----- Extracted entries

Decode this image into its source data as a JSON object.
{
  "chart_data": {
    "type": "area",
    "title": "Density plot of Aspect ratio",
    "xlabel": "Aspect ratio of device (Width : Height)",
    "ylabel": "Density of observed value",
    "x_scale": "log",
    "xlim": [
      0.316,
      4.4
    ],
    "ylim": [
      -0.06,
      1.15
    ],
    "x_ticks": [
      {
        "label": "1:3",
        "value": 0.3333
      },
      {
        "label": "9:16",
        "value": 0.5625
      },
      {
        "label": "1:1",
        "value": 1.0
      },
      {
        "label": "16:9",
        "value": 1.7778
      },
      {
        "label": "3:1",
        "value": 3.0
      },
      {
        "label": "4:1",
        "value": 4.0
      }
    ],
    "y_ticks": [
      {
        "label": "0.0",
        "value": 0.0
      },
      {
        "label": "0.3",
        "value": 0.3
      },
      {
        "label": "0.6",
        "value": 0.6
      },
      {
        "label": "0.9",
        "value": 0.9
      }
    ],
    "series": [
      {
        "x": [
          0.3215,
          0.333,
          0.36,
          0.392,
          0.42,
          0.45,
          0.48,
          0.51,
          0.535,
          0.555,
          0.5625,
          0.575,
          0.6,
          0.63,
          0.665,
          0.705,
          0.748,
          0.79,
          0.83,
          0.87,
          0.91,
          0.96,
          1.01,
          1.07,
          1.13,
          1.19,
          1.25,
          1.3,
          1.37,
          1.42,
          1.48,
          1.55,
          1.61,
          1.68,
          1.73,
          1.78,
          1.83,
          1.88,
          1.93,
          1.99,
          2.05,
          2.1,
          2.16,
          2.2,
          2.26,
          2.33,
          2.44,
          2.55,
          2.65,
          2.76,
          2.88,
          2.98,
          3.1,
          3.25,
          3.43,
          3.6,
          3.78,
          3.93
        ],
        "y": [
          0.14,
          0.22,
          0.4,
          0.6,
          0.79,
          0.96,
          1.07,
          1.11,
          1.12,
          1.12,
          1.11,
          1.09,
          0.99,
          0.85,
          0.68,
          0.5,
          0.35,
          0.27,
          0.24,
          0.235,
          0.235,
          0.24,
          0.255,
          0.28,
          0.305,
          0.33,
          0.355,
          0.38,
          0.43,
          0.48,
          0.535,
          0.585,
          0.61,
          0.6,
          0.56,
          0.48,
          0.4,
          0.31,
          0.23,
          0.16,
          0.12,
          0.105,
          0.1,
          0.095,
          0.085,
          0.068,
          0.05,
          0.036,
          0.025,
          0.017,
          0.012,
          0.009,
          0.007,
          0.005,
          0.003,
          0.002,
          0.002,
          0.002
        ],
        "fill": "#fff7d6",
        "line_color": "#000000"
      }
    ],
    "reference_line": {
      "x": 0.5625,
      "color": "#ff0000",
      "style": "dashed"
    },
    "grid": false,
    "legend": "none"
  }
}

----------
----- Extracted entries

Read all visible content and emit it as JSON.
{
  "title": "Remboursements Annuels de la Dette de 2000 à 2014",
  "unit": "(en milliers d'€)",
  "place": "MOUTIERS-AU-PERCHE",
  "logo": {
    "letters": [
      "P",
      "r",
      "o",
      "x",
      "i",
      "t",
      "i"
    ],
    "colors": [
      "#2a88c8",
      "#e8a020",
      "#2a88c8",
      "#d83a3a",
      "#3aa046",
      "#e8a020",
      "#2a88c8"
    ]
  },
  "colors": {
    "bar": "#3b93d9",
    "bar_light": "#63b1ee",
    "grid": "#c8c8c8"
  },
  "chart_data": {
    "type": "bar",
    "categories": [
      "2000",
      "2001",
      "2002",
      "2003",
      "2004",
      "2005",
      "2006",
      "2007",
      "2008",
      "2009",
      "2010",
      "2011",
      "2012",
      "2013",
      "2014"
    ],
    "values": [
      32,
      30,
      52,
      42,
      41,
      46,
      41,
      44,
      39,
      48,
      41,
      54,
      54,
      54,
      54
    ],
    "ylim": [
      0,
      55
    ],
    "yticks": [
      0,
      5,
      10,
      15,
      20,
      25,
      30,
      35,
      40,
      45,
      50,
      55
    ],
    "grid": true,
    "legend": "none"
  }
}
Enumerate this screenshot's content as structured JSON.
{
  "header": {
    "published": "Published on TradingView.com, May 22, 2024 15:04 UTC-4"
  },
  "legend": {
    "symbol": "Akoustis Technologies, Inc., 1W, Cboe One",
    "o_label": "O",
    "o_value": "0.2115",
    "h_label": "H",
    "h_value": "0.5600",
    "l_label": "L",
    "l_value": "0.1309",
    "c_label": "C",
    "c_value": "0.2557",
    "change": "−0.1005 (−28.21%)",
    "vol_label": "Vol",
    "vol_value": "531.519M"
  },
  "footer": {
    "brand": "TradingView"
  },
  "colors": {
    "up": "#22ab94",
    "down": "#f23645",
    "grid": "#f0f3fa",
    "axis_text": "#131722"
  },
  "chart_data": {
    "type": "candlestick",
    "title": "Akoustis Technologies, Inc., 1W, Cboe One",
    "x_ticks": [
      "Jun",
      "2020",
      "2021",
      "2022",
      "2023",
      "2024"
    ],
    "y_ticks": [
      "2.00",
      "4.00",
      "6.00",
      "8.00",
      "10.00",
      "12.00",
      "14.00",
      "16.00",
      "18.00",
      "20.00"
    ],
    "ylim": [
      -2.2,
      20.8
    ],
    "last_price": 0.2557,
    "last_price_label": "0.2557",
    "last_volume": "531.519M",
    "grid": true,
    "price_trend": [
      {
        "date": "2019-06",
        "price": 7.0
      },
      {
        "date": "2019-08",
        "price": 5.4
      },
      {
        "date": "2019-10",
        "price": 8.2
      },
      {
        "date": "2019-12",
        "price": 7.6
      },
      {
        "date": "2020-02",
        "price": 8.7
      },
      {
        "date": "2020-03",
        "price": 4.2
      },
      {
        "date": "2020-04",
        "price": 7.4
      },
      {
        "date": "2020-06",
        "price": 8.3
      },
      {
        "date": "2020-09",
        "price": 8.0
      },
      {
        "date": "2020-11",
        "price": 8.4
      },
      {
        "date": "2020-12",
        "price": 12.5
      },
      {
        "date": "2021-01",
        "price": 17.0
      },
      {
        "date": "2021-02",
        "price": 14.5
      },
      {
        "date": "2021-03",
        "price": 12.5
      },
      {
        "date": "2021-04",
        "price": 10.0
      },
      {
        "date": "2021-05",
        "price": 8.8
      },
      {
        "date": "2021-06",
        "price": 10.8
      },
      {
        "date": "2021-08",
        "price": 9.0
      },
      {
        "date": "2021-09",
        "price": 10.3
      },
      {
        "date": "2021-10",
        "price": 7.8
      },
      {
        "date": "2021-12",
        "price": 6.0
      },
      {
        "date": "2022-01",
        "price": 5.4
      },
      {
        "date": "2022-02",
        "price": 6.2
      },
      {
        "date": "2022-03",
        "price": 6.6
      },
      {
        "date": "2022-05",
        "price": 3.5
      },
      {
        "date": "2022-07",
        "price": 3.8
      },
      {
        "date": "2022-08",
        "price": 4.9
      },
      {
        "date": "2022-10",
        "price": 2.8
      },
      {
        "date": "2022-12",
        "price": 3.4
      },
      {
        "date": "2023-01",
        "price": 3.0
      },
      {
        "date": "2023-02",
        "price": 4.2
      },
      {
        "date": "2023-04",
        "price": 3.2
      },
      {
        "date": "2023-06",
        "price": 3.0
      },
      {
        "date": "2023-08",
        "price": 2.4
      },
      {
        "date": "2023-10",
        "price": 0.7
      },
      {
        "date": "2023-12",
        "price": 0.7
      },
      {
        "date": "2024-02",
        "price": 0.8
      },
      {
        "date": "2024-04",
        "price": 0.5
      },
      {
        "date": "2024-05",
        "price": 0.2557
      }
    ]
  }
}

----------
----- Extracted entries

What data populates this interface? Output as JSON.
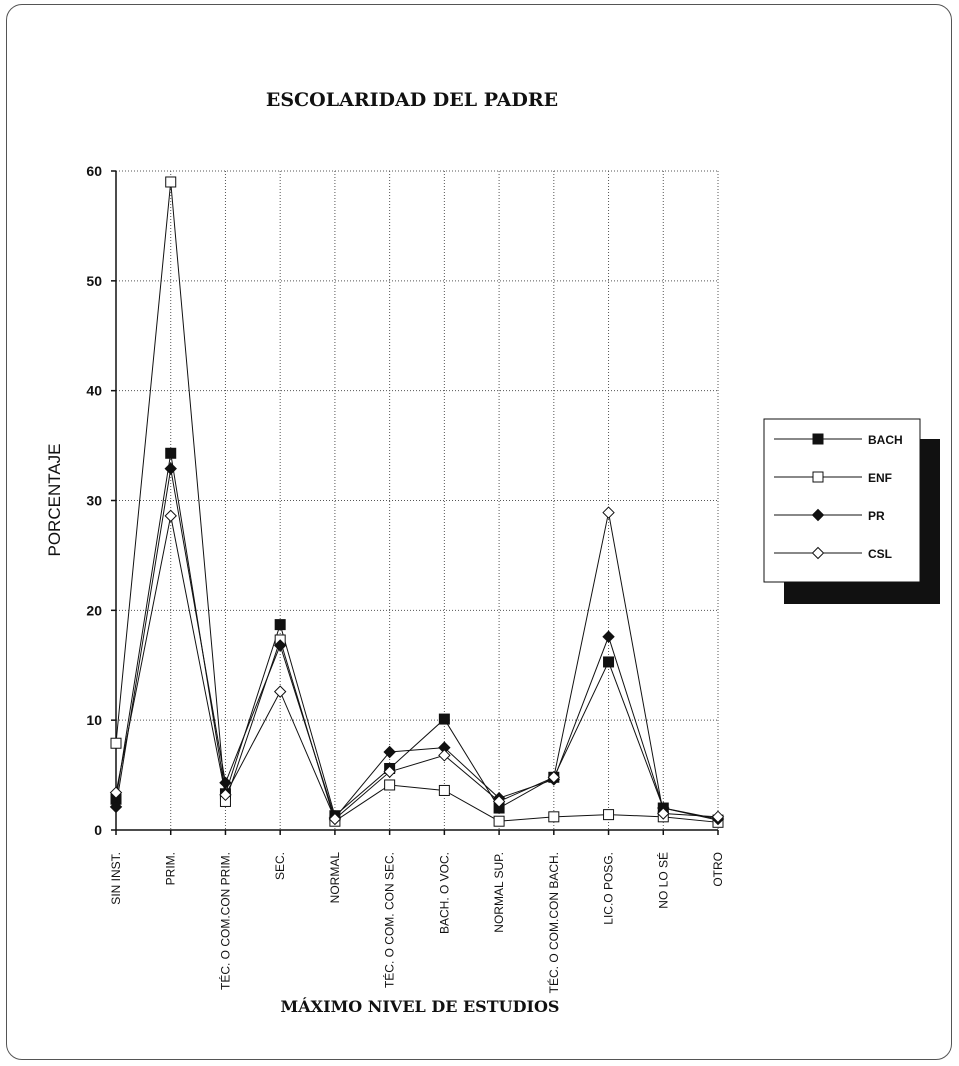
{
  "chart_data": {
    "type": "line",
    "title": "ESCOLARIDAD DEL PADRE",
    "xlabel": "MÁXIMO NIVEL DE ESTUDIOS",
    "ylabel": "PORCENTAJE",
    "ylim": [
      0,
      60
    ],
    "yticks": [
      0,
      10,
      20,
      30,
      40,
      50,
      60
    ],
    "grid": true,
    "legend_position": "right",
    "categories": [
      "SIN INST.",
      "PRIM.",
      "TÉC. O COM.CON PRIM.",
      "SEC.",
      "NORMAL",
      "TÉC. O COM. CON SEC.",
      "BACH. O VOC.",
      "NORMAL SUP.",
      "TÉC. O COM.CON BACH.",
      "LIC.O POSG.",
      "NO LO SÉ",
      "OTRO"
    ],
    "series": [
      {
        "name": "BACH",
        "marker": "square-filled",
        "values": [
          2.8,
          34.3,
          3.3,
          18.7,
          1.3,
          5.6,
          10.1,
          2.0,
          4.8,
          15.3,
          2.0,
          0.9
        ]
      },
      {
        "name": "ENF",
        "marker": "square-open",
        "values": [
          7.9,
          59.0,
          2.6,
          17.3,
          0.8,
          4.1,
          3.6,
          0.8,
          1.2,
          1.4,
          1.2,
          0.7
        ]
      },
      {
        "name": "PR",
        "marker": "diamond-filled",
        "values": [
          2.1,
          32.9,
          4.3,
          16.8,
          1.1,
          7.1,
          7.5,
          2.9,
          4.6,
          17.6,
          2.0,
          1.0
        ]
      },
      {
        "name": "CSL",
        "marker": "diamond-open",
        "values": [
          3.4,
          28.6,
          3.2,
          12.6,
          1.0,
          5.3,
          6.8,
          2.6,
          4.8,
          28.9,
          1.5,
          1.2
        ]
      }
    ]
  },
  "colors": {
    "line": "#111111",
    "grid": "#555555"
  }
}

----------

## Written instruction
Show the lines of the data that hold the word "type".

## Result for this exercise
    "type": "area",
    "type": "bar",
    "type": "candlestick",
    "type": "line",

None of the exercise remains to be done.